Figure record listings
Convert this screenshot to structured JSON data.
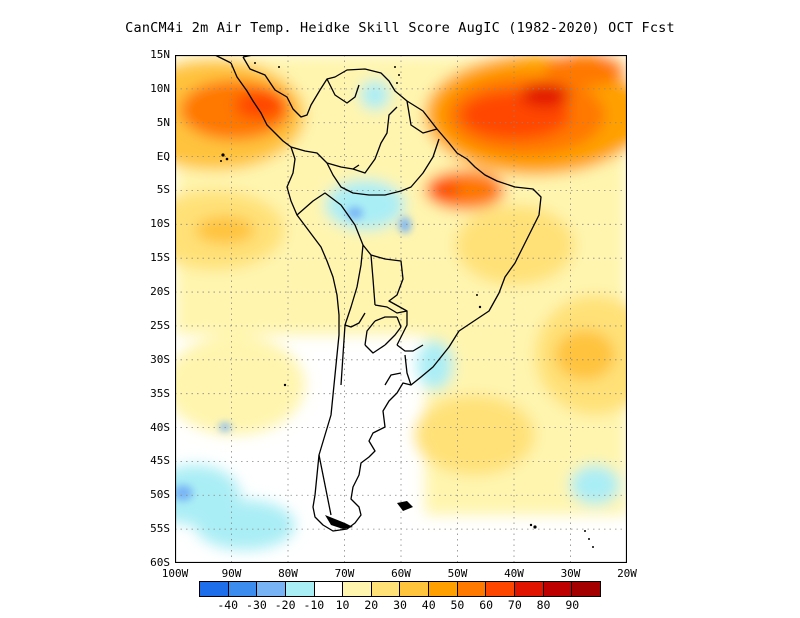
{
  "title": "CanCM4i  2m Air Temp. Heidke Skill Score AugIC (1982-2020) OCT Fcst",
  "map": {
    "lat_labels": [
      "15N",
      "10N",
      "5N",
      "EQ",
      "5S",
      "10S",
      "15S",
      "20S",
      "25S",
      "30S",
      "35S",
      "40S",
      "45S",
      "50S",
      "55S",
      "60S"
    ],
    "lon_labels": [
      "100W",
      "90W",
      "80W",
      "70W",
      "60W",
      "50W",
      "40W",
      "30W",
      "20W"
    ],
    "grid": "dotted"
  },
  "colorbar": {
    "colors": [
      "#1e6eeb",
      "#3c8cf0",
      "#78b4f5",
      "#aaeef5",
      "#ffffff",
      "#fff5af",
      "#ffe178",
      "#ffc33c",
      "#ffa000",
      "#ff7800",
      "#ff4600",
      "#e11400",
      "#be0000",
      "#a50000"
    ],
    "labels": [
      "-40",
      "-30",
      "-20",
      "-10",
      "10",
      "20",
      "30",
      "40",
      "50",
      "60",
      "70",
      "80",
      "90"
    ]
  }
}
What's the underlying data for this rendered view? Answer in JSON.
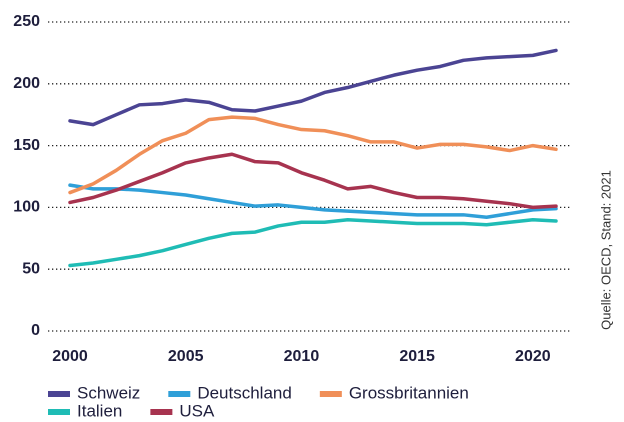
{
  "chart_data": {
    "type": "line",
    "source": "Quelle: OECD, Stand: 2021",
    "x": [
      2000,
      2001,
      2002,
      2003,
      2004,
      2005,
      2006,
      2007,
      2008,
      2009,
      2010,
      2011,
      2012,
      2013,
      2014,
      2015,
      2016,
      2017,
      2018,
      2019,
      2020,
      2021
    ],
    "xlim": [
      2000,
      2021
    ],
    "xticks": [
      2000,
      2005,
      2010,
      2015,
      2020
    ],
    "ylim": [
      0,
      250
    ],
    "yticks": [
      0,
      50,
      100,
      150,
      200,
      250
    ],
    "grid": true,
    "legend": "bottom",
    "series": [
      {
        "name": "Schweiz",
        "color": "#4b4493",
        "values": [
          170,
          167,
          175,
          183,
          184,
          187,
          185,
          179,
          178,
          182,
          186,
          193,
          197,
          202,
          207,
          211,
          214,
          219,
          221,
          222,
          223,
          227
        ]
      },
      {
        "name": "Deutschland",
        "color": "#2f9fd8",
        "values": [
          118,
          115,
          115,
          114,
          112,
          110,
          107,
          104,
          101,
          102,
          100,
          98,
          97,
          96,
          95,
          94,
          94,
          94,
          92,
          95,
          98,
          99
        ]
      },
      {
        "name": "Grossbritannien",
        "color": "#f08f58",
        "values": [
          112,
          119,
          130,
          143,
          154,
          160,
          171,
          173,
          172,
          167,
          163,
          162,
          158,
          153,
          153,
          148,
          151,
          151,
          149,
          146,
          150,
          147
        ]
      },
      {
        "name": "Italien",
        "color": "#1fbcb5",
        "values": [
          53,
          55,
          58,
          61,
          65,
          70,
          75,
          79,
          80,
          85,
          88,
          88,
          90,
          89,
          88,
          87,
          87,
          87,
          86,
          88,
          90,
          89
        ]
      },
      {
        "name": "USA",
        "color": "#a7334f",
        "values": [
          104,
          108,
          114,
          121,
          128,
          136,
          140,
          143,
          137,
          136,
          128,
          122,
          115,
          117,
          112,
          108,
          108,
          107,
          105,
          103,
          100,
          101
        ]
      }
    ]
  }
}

→ PROBLEM TO SOLVE
Reproduce the material above in full, exactly, with no images.

→ ANSWER
Convert this screenshot to structured JSON data.
{
  "title": "CanCM4i  2m Air Temp. Heidke Skill Score AugIC (1982-2020) OCT Fcst",
  "map": {
    "lat_labels": [
      "15N",
      "10N",
      "5N",
      "EQ",
      "5S",
      "10S",
      "15S",
      "20S",
      "25S",
      "30S",
      "35S",
      "40S",
      "45S",
      "50S",
      "55S",
      "60S"
    ],
    "lon_labels": [
      "100W",
      "90W",
      "80W",
      "70W",
      "60W",
      "50W",
      "40W",
      "30W",
      "20W"
    ],
    "grid": "dotted"
  },
  "colorbar": {
    "colors": [
      "#1e6eeb",
      "#3c8cf0",
      "#78b4f5",
      "#aaeef5",
      "#ffffff",
      "#fff5af",
      "#ffe178",
      "#ffc33c",
      "#ffa000",
      "#ff7800",
      "#ff4600",
      "#e11400",
      "#be0000",
      "#a50000"
    ],
    "labels": [
      "-40",
      "-30",
      "-20",
      "-10",
      "10",
      "20",
      "30",
      "40",
      "50",
      "60",
      "70",
      "80",
      "90"
    ]
  }
}
What's the underlying data for this rendered view? Answer in JSON.
{
  "chart_data": {
    "type": "line",
    "source": "Quelle: OECD, Stand: 2021",
    "x": [
      2000,
      2001,
      2002,
      2003,
      2004,
      2005,
      2006,
      2007,
      2008,
      2009,
      2010,
      2011,
      2012,
      2013,
      2014,
      2015,
      2016,
      2017,
      2018,
      2019,
      2020,
      2021
    ],
    "xlim": [
      2000,
      2021
    ],
    "xticks": [
      2000,
      2005,
      2010,
      2015,
      2020
    ],
    "ylim": [
      0,
      250
    ],
    "yticks": [
      0,
      50,
      100,
      150,
      200,
      250
    ],
    "grid": true,
    "legend": "bottom",
    "series": [
      {
        "name": "Schweiz",
        "color": "#4b4493",
        "values": [
          170,
          167,
          175,
          183,
          184,
          187,
          185,
          179,
          178,
          182,
          186,
          193,
          197,
          202,
          207,
          211,
          214,
          219,
          221,
          222,
          223,
          227
        ]
      },
      {
        "name": "Deutschland",
        "color": "#2f9fd8",
        "values": [
          118,
          115,
          115,
          114,
          112,
          110,
          107,
          104,
          101,
          102,
          100,
          98,
          97,
          96,
          95,
          94,
          94,
          94,
          92,
          95,
          98,
          99
        ]
      },
      {
        "name": "Grossbritannien",
        "color": "#f08f58",
        "values": [
          112,
          119,
          130,
          143,
          154,
          160,
          171,
          173,
          172,
          167,
          163,
          162,
          158,
          153,
          153,
          148,
          151,
          151,
          149,
          146,
          150,
          147
        ]
      },
      {
        "name": "Italien",
        "color": "#1fbcb5",
        "values": [
          53,
          55,
          58,
          61,
          65,
          70,
          75,
          79,
          80,
          85,
          88,
          88,
          90,
          89,
          88,
          87,
          87,
          87,
          86,
          88,
          90,
          89
        ]
      },
      {
        "name": "USA",
        "color": "#a7334f",
        "values": [
          104,
          108,
          114,
          121,
          128,
          136,
          140,
          143,
          137,
          136,
          128,
          122,
          115,
          117,
          112,
          108,
          108,
          107,
          105,
          103,
          100,
          101
        ]
      }
    ]
  }
}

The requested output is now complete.